**Task requirements**
Pictures in the records should not be copied, but every other part must be repeated exactly.

Stored entries:
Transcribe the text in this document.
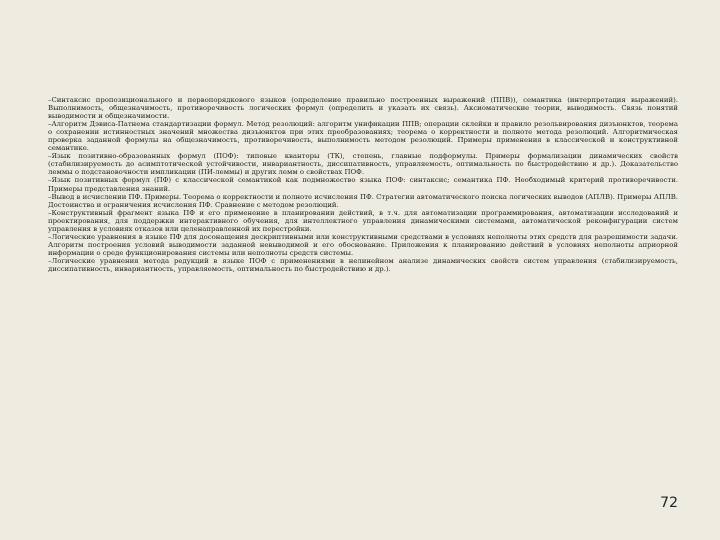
–Синтаксис пропозиционального и первопорядкового языков (определение правильно построенных выражений (ППВ)), семантика (интерпретация выражений). Выполнимость, общезначимость, противоречивость логических формул (определить и указать их связь). Аксиоматические теории, выводимость. Связь понятий выводимости и общезначимости.

–Алгоритм Дэвиса-Патнема стандартизации формул. Метод резолюций: алгоритм унификации ППВ; операции склейки и правило резольвирования дизъюнктов, теорема о сохранении истинностных значений множества дизъюнктов при этих преобразованиях; теорема о корректности и полноте метода резолюций. Алгоритмическая проверка заданной формулы на общезначимость, противоречивость, выполнимость методом резолюций. Примеры применения в классической и конструктивной семантике.

–Язык позитивно-образованных формул (ПОФ): типовые кванторы (ТК), степень, главные подформулы. Примеры формализации динамических свойств (стабилизируемость до асимптотической устойчивости, инвариантность, диссипативность, управляемость, оптимальность по быстродействию и др.). Доказательство леммы о подстановочности импликации (ПИ-леммы) и других лемм о свойствах ПОФ.

–Язык позитивных формул (ПФ) с классической семантикой как подмножество языка ПОФ: синтаксис; семантика ПФ. Необходимый критерий противоречивости. Примеры представления знаний.

–Вывод в исчислении ПФ. Примеры. Теорема о корректности и полноте исчисления ПФ. Стратегии автоматического поиска логических выводов (АПЛВ). Примеры АПЛВ. Достоинства и ограничения исчисления ПФ. Сравнение с методом резолюций.

–Конструктивный фрагмент языка ПФ и его применение в планировании действий, в т.ч. для автоматизации программирования, автоматизации исследований и проектирования, для поддержки интерактивного обучения, для интеллектного управления динамическими системами, автоматической реконфигурации систем управления в условиях отказов или целенаправленной их перестройки.

–Логические уравнения в языке ПФ для досонащения дескриптивными или конструктивными средствами в условиях неполноты этих средств для разрешимости задачи. Алгоритм построения условий выводимости заданной невыводимой и его обоснование. Приложения к планированию действий в условиях неполноты априорной информации о среде функционирования системы или неполноты средств системы.

–Логические уравнения метода редукций в языке ПОФ с применениями в нелинейном анализе динамических свойств систем управления (стабилизируемость, диссипативность, инвариантность, управляемость, оптимальность по быстродействию и др.).

72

**Result of the exercise**
Transcribe the text in this document.
–Синтаксис пропозиционального и первопорядкового языков (определение правильно построенных выражений (ППВ)), семантика (интерпретация выражений). Выполнимость, общезначимость, противоречивость логических формул (определить и указать их связь). Аксиоматические теории, выводимость. Связь понятий выводимости и общезначимости.

–Алгоритм Дэвиса-Патнема стандартизации формул. Метод резолюций: алгоритм унификации ППВ; операции склейки и правило резольвирования дизъюнктов, теорема о сохранении истинностных значений множества дизъюнктов при этих преобразованиях; теорема о корректности и полноте метода резолюций. Алгоритмическая проверка заданной формулы на общезначимость, противоречивость, выполнимость методом резолюций. Примеры применения в классической и конструктивной семантике.

–Язык позитивно-образованных формул (ПОФ): типовые кванторы (ТК), степень, главные подформулы. Примеры формализации динамических свойств (стабилизируемость до асимптотической устойчивости, инвариантность, диссипативность, управляемость, оптимальность по быстродействию и др.). Доказательство леммы о подстановочности импликации (ПИ-леммы) и других лемм о свойствах ПОФ.

–Язык позитивных формул (ПФ) с классической семантикой как подмножество языка ПОФ: синтаксис; семантика ПФ. Необходимый критерий противоречивости. Примеры представления знаний.

–Вывод в исчислении ПФ. Примеры. Теорема о корректности и полноте исчисления ПФ. Стратегии автоматического поиска логических выводов (АПЛВ). Примеры АПЛВ. Достоинства и ограничения исчисления ПФ. Сравнение с методом резолюций.

–Конструктивный фрагмент языка ПФ и его применение в планировании действий, в т.ч. для автоматизации программирования, автоматизации исследований и проектирования, для поддержки интерактивного обучения, для интеллектного управления динамическими системами, автоматической реконфигурации систем управления в условиях отказов или целенаправленной их перестройки.

–Логические уравнения в языке ПФ для досонащения дескриптивными или конструктивными средствами в условиях неполноты этих средств для разрешимости задачи. Алгоритм построения условий выводимости заданной невыводимой и его обоснование. Приложения к планированию действий в условиях неполноты априорной информации о среде функционирования системы или неполноты средств системы.

–Логические уравнения метода редукций в языке ПОФ с применениями в нелинейном анализе динамических свойств систем управления (стабилизируемость, диссипативность, инвариантность, управляемость, оптимальность по быстродействию и др.).

72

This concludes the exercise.